:: To do ::
Below are some entries; can you quote all of them exactly?

··· Records provided ···

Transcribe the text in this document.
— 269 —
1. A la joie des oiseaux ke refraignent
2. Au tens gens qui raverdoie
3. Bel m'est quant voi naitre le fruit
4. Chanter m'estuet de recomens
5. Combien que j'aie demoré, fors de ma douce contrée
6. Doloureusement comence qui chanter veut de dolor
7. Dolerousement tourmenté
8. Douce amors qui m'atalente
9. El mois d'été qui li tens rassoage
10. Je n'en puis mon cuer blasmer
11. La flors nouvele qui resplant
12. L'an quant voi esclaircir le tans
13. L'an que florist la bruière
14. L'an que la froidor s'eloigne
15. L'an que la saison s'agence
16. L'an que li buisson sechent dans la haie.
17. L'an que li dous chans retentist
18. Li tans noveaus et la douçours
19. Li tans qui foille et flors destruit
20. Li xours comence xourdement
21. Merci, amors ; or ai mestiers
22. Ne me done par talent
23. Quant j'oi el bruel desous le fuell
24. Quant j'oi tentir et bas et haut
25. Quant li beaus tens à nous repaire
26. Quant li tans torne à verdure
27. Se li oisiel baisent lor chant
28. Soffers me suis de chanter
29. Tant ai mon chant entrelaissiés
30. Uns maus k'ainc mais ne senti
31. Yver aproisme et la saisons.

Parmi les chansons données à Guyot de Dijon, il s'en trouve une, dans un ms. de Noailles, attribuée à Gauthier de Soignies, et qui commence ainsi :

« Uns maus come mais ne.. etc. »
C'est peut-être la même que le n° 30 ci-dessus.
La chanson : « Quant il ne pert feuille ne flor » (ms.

···

:: Task solution ::
Transcribe the text in this document.
— 269 —
1. A la joie des oiseaux ke refraignent
2. Au tens gens qui raverdoie
3. Bel m'est quant voi naitre le fruit
4. Chanter m'estuet de recomens
5. Combien que j'aie demoré, fors de ma douce contrée
6. Doloureusement comence qui chanter veut de dolor
7. Dolerousement tourmenté
8. Douce amors qui m'atalente
9. El mois d'été qui li tens rassoage
10. Je n'en puis mon cuer blasmer
11. La flors nouvele qui resplant
12. L'an quant voi esclaircir le tans
13. L'an que florist la bruière
14. L'an que la froidor s'eloigne
15. L'an que la saison s'agence
16. L'an que li buisson sechent dans la haie.
17. L'an que li dous chans retentist
18. Li tans noveaus et la douçours
19. Li tans qui foille et flors destruit
20. Li xours comence xourdement
21. Merci, amors ; or ai mestiers
22. Ne me done par talent
23. Quant j'oi el bruel desous le fuell
24. Quant j'oi tentir et bas et haut
25. Quant li beaus tens à nous repaire
26. Quant li tans torne à verdure
27. Se li oisiel baisent lor chant
28. Soffers me suis de chanter
29. Tant ai mon chant entrelaissiés
30. Uns maus k'ainc mais ne senti
31. Yver aproisme et la saisons.

Parmi les chansons données à Guyot de Dijon, il s'en trouve une, dans un ms. de Noailles, attribuée à Gauthier de Soignies, et qui commence ainsi :

« Uns maus come mais ne.. etc. »
C'est peut-être la même que le n° 30 ci-dessus.
La chanson : « Quant il ne pert feuille ne flor » (ms.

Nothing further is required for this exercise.